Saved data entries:
--- Start ---

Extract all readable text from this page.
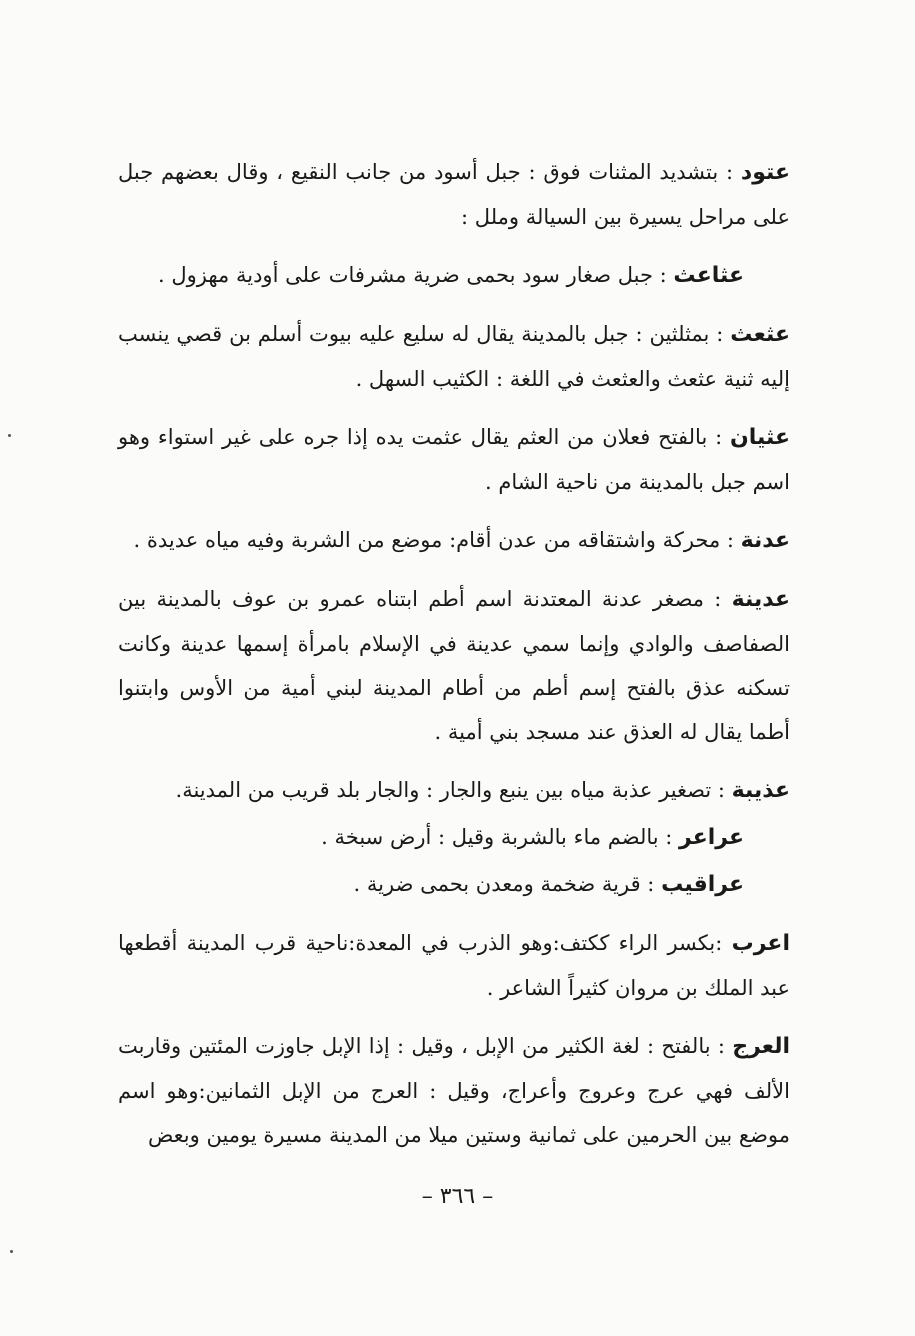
عتود : بتشديد المثنات فوق : جبل أسود من جانب النقيع ، وقال بعضهم جبل على مراحل يسيرة بين السيالة وملل :

عثاعث : جبل صغار سود بحمى ضرية مشرفات على أودية مهزول .

عثعث : بمثلثين : جبل بالمدينة يقال له سليع عليه بيوت أسلم بن قصي ينسب إليه ثنية عثعث والعثعث في اللغة : الكثيب السهل .

عثيان : بالفتح فعلان من العثم يقال عثمت يده إذا جره على غير استواء وهو اسم جبل بالمدينة من ناحية الشام .

عدنة : محركة واشتقاقه من عدن أقام: موضع من الشربة وفيه مياه عديدة .

عدينة : مصغر عدنة المعتدنة اسم أطم ابتناه عمرو بن عوف بالمدينة بين الصفاصف والوادي وإنما سمي عدينة في الإسلام بامرأة إسمها عدينة وكانت تسكنه عذق بالفتح إسم أطم من أطام المدينة لبني أمية من الأوس وابتنوا أطما يقال له العذق عند مسجد بني أمية .

عذيبة : تصغير عذبة مياه بين ينبع والجار : والجار بلد قريب من المدينة.

عراعر : بالضم ماء بالشربة وقيل : أرض سبخة .

عراقيب : قرية ضخمة ومعدن بحمى ضرية .

اعرب :بكسر الراء ككتف:وهو الذرب في المعدة:ناحية قرب المدينة أقطعها عبد الملك بن مروان كثيراً الشاعر .

العرج : بالفتح : لغة الكثير من الإبل ، وقيل : إذا الإبل جاوزت المئتين وقاربت الألف فهي عرج وعروج وأعراج، وقيل : العرج من الإبل الثمانين:وهو اسم موضع بين الحرمين على ثمانية وستين ميلا من المدينة مسيرة يومين وبعض

– ٣٦٦ –
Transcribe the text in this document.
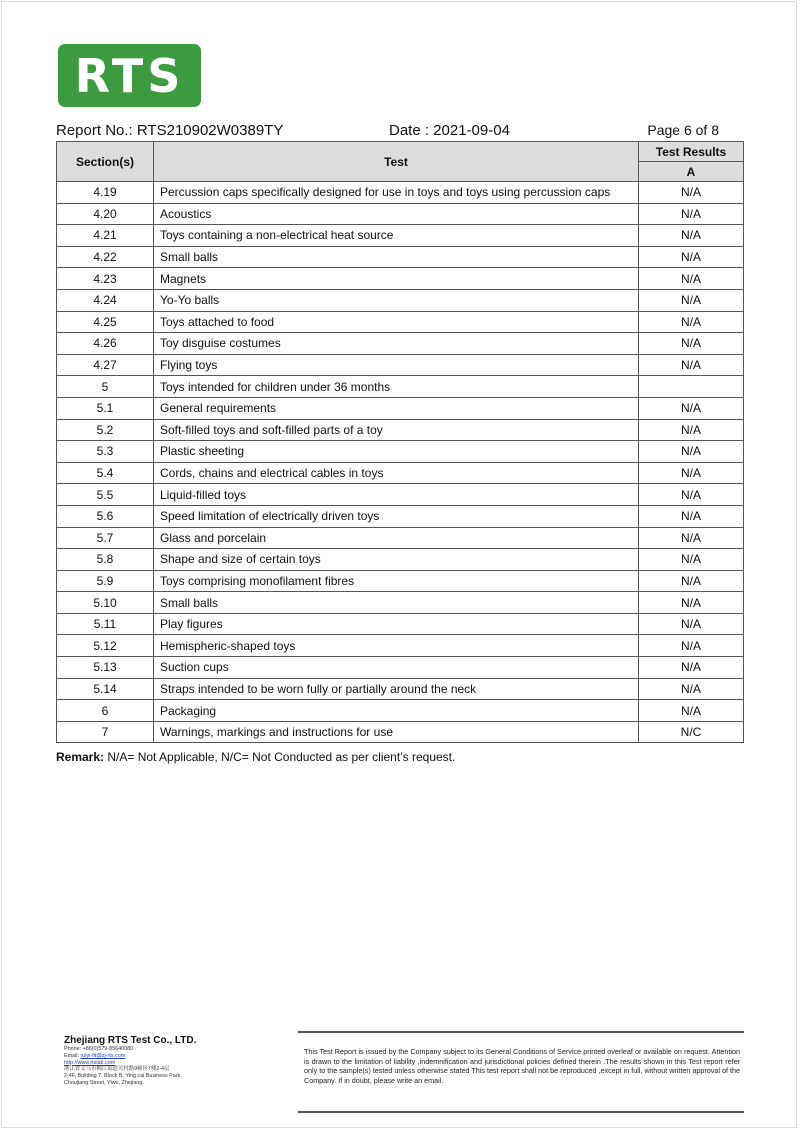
RTS
Report No.: RTS210902W0389TY	Date : 2021-09-04	Page 6 of 8
Section(s)	Test	Test Results
		A
4.19	Percussion caps specifically designed for use in toys and toys using percussion caps	N/A
4.20	Acoustics	N/A
4.21	Toys containing a non-electrical heat source	N/A
4.22	Small balls	N/A
4.23	Magnets	N/A
4.24	Yo-Yo balls	N/A
4.25	Toys attached to food	N/A
4.26	Toy disguise costumes	N/A
4.27	Flying toys	N/A
5	Toys intended for children under 36 months	
5.1	General requirements	N/A
5.2	Soft-filled toys and soft-filled parts of a toy	N/A
5.3	Plastic sheeting	N/A
5.4	Cords, chains and electrical cables in toys	N/A
5.5	Liquid-filled toys	N/A
5.6	Speed limitation of electrically driven toys	N/A
5.7	Glass and porcelain	N/A
5.8	Shape and size of certain toys	N/A
5.9	Toys comprising monofilament fibres	N/A
5.10	Small balls	N/A
5.11	Play figures	N/A
5.12	Hemispheric-shaped toys	N/A
5.13	Suction cups	N/A
5.14	Straps intended to be worn fully or partially around the neck	N/A
6	Packaging	N/A
7	Warnings, markings and instructions for use	N/C
Remark: N/A= Not Applicable, N/C= Not Conducted as per client’s request.
Zhejiang RTS Test Co., LTD.
Phone: +86(0)579-85640080
Email: rulyi-fit@zj-rts.com
http://www.rtslab.com
浙江省义乌市稠江街道贝村路9幢区7楼2-4层
2-4F, Building 7, Block B, Ying cai Business Park,
Choujiang Street, Yiwu, Zhejiang.
This Test Report is issued by the Company subject to its General Conditions of Service printed overleaf or available on request. Attention is drawn to the limitation of liability ,indemnification and jurisdictional policies defined therein .The results shown in this Test report refer only to the sample(s) tested unless otherwise stated This test report shall not be reproduced ,except in full, without written approval of the Company. If in doubt, please write an email.
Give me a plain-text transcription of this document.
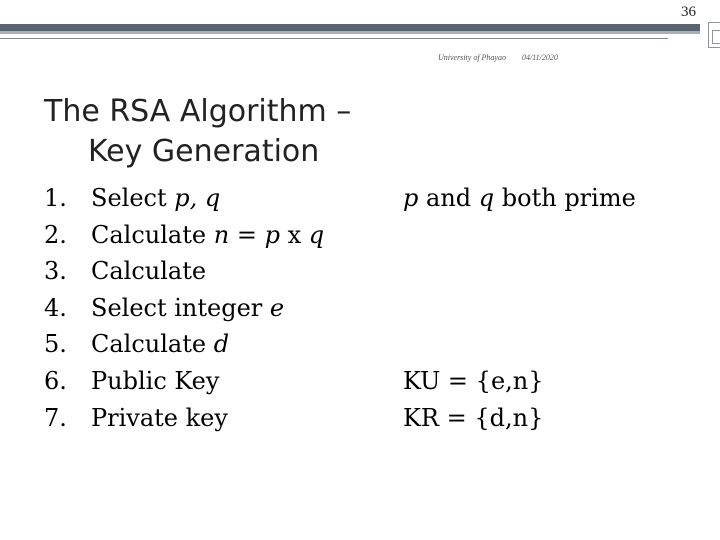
36
University of Phayao 04/11/2020
The RSA Algorithm –
Key Generation
1. Select p, q	p and q both prime
2. Calculate n = p x q
3. Calculate
4. Select integer e
5. Calculate d
6. Public Key	KU = {e,n}
7. Private key	KR = {d,n}
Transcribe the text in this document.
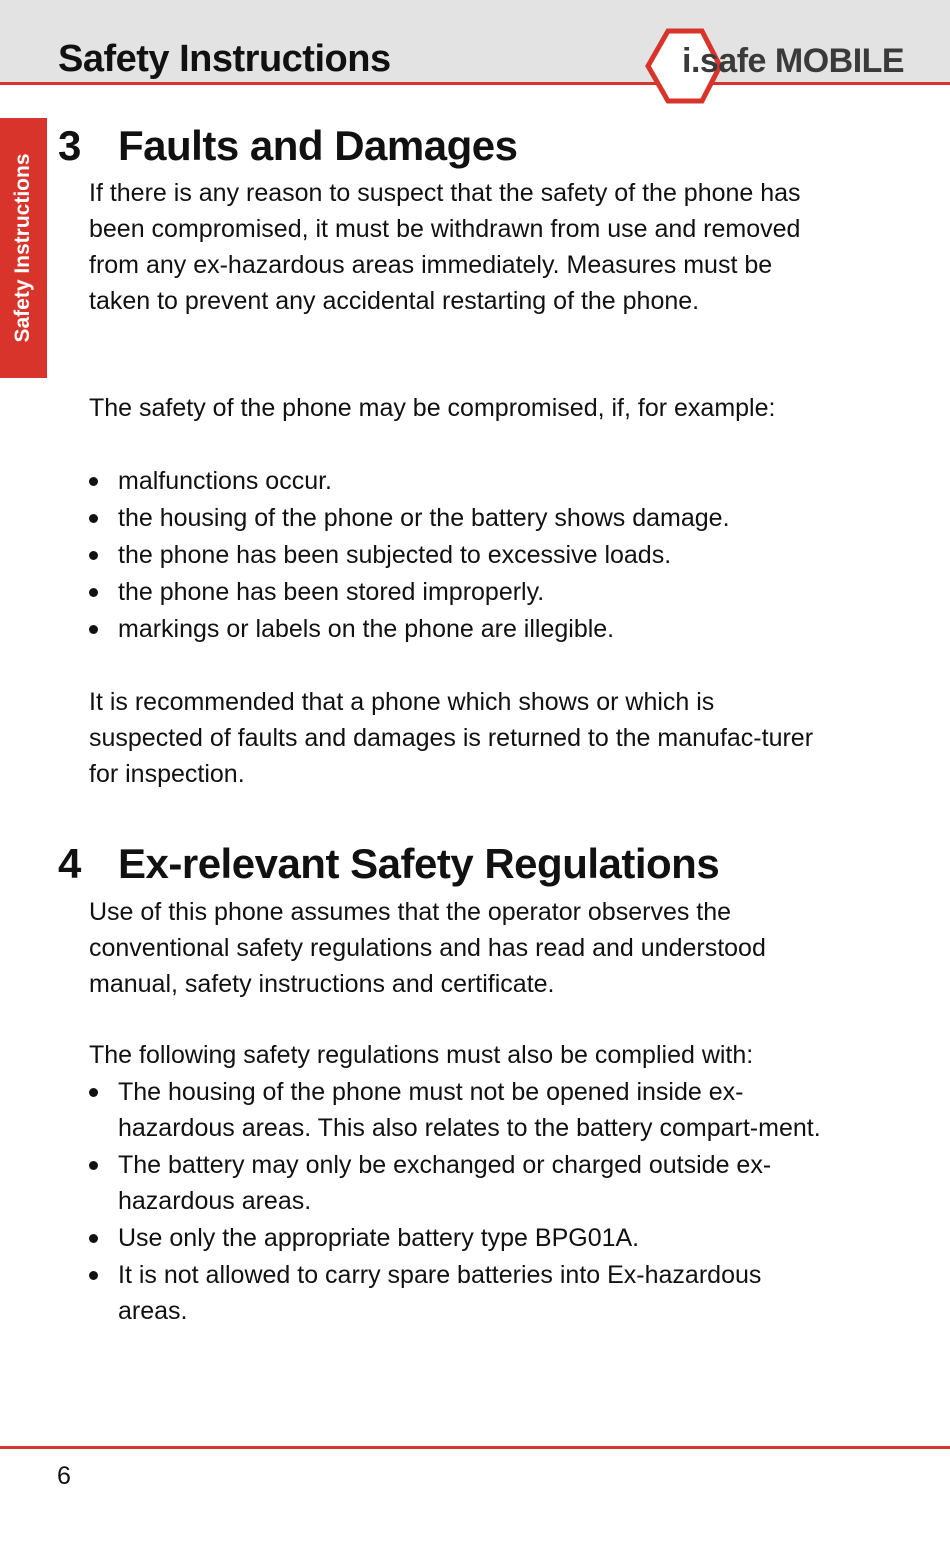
Safety Instructions	i.safe MOBILE
Safety Instructions
3 Faults and Damages

If there is any reason to suspect that the safety of the phone has been compromised, it must be withdrawn from use and removed from any ex-hazardous areas immediately. Measures must be taken to prevent any accidental restarting of the phone.

The safety of the phone may be compromised, if, for example:

malfunctions occur.
the housing of the phone or the battery shows damage.
the phone has been subjected to excessive loads.
the phone has been stored improperly.
markings or labels on the phone are illegible.

It is recommended that a phone which shows or which is suspected of faults and damages is returned to the manufac-turer for inspection.

4 Ex-relevant Safety Regulations

Use of this phone assumes that the operator observes the conventional safety regulations and has read and understood manual, safety instructions and certificate.

The following safety regulations must also be complied with:

The housing of the phone must not be opened inside ex-hazardous areas. This also relates to the battery compart-ment.
The battery may only be exchanged or charged outside ex-hazardous areas.
Use only the appropriate battery type BPG01A.
It is not allowed to carry spare batteries into Ex-hazardous areas.
6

--- End ---

> Aim of the task:
Every record above should be written out again without change, except that the pictures are left out.

> Finished exercise:
Extract all readable text from this page.
عتود : بتشديد المثنات فوق : جبل أسود من جانب النقيع ، وقال بعضهم جبل على مراحل يسيرة بين السيالة وملل :

عثاعث : جبل صغار سود بحمى ضرية مشرفات على أودية مهزول .

عثعث : بمثلثين : جبل بالمدينة يقال له سليع عليه بيوت أسلم بن قصي ينسب إليه ثنية عثعث والعثعث في اللغة : الكثيب السهل .

عثيان : بالفتح فعلان من العثم يقال عثمت يده إذا جره على غير استواء وهو اسم جبل بالمدينة من ناحية الشام .

عدنة : محركة واشتقاقه من عدن أقام: موضع من الشربة وفيه مياه عديدة .

عدينة : مصغر عدنة المعتدنة اسم أطم ابتناه عمرو بن عوف بالمدينة بين الصفاصف والوادي وإنما سمي عدينة في الإسلام بامرأة إسمها عدينة وكانت تسكنه عذق بالفتح إسم أطم من أطام المدينة لبني أمية من الأوس وابتنوا أطما يقال له العذق عند مسجد بني أمية .

عذيبة : تصغير عذبة مياه بين ينبع والجار : والجار بلد قريب من المدينة.

عراعر : بالضم ماء بالشربة وقيل : أرض سبخة .

عراقيب : قرية ضخمة ومعدن بحمى ضرية .

اعرب :بكسر الراء ككتف:وهو الذرب في المعدة:ناحية قرب المدينة أقطعها عبد الملك بن مروان كثيراً الشاعر .

العرج : بالفتح : لغة الكثير من الإبل ، وقيل : إذا الإبل جاوزت المئتين وقاربت الألف فهي عرج وعروج وأعراج، وقيل : العرج من الإبل الثمانين:وهو اسم موضع بين الحرمين على ثمانية وستين ميلا من المدينة مسيرة يومين وبعض

– ٣٦٦ –
Transcribe the text in this document.
RTS
Report No.: RTS210902W0389TY	Date : 2021-09-04	Page 6 of 8
Section(s)	Test	Test Results
		A
4.19	Percussion caps specifically designed for use in toys and toys using percussion caps	N/A
4.20	Acoustics	N/A
4.21	Toys containing a non-electrical heat source	N/A
4.22	Small balls	N/A
4.23	Magnets	N/A
4.24	Yo-Yo balls	N/A
4.25	Toys attached to food	N/A
4.26	Toy disguise costumes	N/A
4.27	Flying toys	N/A
5	Toys intended for children under 36 months	
5.1	General requirements	N/A
5.2	Soft-filled toys and soft-filled parts of a toy	N/A
5.3	Plastic sheeting	N/A
5.4	Cords, chains and electrical cables in toys	N/A
5.5	Liquid-filled toys	N/A
5.6	Speed limitation of electrically driven toys	N/A
5.7	Glass and porcelain	N/A
5.8	Shape and size of certain toys	N/A
5.9	Toys comprising monofilament fibres	N/A
5.10	Small balls	N/A
5.11	Play figures	N/A
5.12	Hemispheric-shaped toys	N/A
5.13	Suction cups	N/A
5.14	Straps intended to be worn fully or partially around the neck	N/A
6	Packaging	N/A
7	Warnings, markings and instructions for use	N/C
Remark: N/A= Not Applicable, N/C= Not Conducted as per client’s request.
Zhejiang RTS Test Co., LTD.
Phone: +86(0)579-85640080
Email: rulyi-fit@zj-rts.com
http://www.rtslab.com
浙江省义乌市稠江街道贝村路9幢区7楼2-4层
2-4F, Building 7, Block B, Ying cai Business Park,
Choujiang Street, Yiwu, Zhejiang.
This Test Report is issued by the Company subject to its General Conditions of Service printed overleaf or available on request. Attention is drawn to the limitation of liability ,indemnification and jurisdictional policies defined therein .The results shown in this Test report refer only to the sample(s) tested unless otherwise stated This test report shall not be reproduced ,except in full, without written approval of the Company. If in doubt, please write an email.
Give me a plain-text transcription of this document.
36
University of Phayao 04/11/2020
The RSA Algorithm –
Key Generation
1. Select p, q	p and q both prime
2. Calculate n = p x q
3. Calculate
4. Select integer e
5. Calculate d
6. Public Key	KU = {e,n}
7. Private key	KR = {d,n}
Transcribe the text in this document.
Safety Instructions	i.safe MOBILE
Safety Instructions
3 Faults and Damages

If there is any reason to suspect that the safety of the phone has been compromised, it must be withdrawn from use and removed from any ex-hazardous areas immediately. Measures must be taken to prevent any accidental restarting of the phone.

The safety of the phone may be compromised, if, for example:

malfunctions occur.
the housing of the phone or the battery shows damage.
the phone has been subjected to excessive loads.
the phone has been stored improperly.
markings or labels on the phone are illegible.

It is recommended that a phone which shows or which is suspected of faults and damages is returned to the manufac-turer for inspection.

4 Ex-relevant Safety Regulations

Use of this phone assumes that the operator observes the conventional safety regulations and has read and understood manual, safety instructions and certificate.

The following safety regulations must also be complied with:

The housing of the phone must not be opened inside ex-hazardous areas. This also relates to the battery compart-ment.
The battery may only be exchanged or charged outside ex-hazardous areas.
Use only the appropriate battery type BPG01A.
It is not allowed to carry spare batteries into Ex-hazardous areas.
6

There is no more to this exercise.